Given records
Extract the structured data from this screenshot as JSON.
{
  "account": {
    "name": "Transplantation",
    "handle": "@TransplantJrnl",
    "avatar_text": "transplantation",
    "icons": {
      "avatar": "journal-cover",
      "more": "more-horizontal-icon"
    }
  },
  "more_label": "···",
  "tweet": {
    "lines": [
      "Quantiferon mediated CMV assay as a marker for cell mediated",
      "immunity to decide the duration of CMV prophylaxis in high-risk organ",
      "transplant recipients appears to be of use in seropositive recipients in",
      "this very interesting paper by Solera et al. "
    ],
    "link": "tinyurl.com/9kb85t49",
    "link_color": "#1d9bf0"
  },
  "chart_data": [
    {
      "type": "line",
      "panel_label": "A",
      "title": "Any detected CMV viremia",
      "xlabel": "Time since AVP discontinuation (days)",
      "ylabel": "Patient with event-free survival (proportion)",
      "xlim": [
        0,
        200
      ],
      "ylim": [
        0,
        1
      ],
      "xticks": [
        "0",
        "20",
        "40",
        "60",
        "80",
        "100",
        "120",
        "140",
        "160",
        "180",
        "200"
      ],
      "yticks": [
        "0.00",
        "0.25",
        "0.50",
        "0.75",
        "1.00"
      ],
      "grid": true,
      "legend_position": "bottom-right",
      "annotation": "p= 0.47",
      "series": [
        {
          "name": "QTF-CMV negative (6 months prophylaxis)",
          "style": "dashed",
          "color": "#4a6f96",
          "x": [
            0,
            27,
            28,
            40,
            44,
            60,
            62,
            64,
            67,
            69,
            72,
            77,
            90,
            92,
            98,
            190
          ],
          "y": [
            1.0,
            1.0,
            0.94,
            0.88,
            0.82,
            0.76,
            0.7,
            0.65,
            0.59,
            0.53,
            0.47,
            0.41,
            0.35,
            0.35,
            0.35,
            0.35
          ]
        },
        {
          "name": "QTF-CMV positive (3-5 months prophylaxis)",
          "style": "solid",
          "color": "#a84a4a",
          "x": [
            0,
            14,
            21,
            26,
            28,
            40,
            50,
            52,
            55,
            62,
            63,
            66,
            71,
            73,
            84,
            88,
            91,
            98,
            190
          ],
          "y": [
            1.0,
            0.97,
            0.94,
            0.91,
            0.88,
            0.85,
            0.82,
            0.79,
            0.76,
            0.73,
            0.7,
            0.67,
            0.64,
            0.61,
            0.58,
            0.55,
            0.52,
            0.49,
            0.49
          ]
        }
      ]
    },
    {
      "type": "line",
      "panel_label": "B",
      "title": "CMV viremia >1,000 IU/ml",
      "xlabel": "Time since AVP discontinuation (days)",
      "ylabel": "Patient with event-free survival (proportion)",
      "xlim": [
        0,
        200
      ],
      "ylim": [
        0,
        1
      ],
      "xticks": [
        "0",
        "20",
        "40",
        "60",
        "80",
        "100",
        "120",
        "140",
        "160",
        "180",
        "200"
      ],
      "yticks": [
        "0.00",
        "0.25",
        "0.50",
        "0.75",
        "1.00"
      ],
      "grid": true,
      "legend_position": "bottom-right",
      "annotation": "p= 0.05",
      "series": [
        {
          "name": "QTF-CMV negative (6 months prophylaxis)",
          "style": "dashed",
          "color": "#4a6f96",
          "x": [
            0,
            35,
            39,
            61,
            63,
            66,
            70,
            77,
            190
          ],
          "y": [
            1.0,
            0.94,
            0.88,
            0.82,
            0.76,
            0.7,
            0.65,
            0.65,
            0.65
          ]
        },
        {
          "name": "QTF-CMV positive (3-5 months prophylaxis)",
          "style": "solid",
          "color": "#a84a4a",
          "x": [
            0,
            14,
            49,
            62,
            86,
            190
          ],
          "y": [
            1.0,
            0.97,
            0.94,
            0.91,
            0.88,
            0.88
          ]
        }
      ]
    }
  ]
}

Task to complete
Repeat all the data, every line exactly.

Answer area
Extract the structured data from this screenshot as JSON.
{
  "account": {
    "name": "Transplantation",
    "handle": "@TransplantJrnl",
    "avatar_text": "transplantation",
    "icons": {
      "avatar": "journal-cover",
      "more": "more-horizontal-icon"
    }
  },
  "more_label": "···",
  "tweet": {
    "lines": [
      "Quantiferon mediated CMV assay as a marker for cell mediated",
      "immunity to decide the duration of CMV prophylaxis in high-risk organ",
      "transplant recipients appears to be of use in seropositive recipients in",
      "this very interesting paper by Solera et al. "
    ],
    "link": "tinyurl.com/9kb85t49",
    "link_color": "#1d9bf0"
  },
  "chart_data": [
    {
      "type": "line",
      "panel_label": "A",
      "title": "Any detected CMV viremia",
      "xlabel": "Time since AVP discontinuation (days)",
      "ylabel": "Patient with event-free survival (proportion)",
      "xlim": [
        0,
        200
      ],
      "ylim": [
        0,
        1
      ],
      "xticks": [
        "0",
        "20",
        "40",
        "60",
        "80",
        "100",
        "120",
        "140",
        "160",
        "180",
        "200"
      ],
      "yticks": [
        "0.00",
        "0.25",
        "0.50",
        "0.75",
        "1.00"
      ],
      "grid": true,
      "legend_position": "bottom-right",
      "annotation": "p= 0.47",
      "series": [
        {
          "name": "QTF-CMV negative (6 months prophylaxis)",
          "style": "dashed",
          "color": "#4a6f96",
          "x": [
            0,
            27,
            28,
            40,
            44,
            60,
            62,
            64,
            67,
            69,
            72,
            77,
            90,
            92,
            98,
            190
          ],
          "y": [
            1.0,
            1.0,
            0.94,
            0.88,
            0.82,
            0.76,
            0.7,
            0.65,
            0.59,
            0.53,
            0.47,
            0.41,
            0.35,
            0.35,
            0.35,
            0.35
          ]
        },
        {
          "name": "QTF-CMV positive (3-5 months prophylaxis)",
          "style": "solid",
          "color": "#a84a4a",
          "x": [
            0,
            14,
            21,
            26,
            28,
            40,
            50,
            52,
            55,
            62,
            63,
            66,
            71,
            73,
            84,
            88,
            91,
            98,
            190
          ],
          "y": [
            1.0,
            0.97,
            0.94,
            0.91,
            0.88,
            0.85,
            0.82,
            0.79,
            0.76,
            0.73,
            0.7,
            0.67,
            0.64,
            0.61,
            0.58,
            0.55,
            0.52,
            0.49,
            0.49
          ]
        }
      ]
    },
    {
      "type": "line",
      "panel_label": "B",
      "title": "CMV viremia >1,000 IU/ml",
      "xlabel": "Time since AVP discontinuation (days)",
      "ylabel": "Patient with event-free survival (proportion)",
      "xlim": [
        0,
        200
      ],
      "ylim": [
        0,
        1
      ],
      "xticks": [
        "0",
        "20",
        "40",
        "60",
        "80",
        "100",
        "120",
        "140",
        "160",
        "180",
        "200"
      ],
      "yticks": [
        "0.00",
        "0.25",
        "0.50",
        "0.75",
        "1.00"
      ],
      "grid": true,
      "legend_position": "bottom-right",
      "annotation": "p= 0.05",
      "series": [
        {
          "name": "QTF-CMV negative (6 months prophylaxis)",
          "style": "dashed",
          "color": "#4a6f96",
          "x": [
            0,
            35,
            39,
            61,
            63,
            66,
            70,
            77,
            190
          ],
          "y": [
            1.0,
            0.94,
            0.88,
            0.82,
            0.76,
            0.7,
            0.65,
            0.65,
            0.65
          ]
        },
        {
          "name": "QTF-CMV positive (3-5 months prophylaxis)",
          "style": "solid",
          "color": "#a84a4a",
          "x": [
            0,
            14,
            49,
            62,
            86,
            190
          ],
          "y": [
            1.0,
            0.97,
            0.94,
            0.91,
            0.88,
            0.88
          ]
        }
      ]
    }
  ]
}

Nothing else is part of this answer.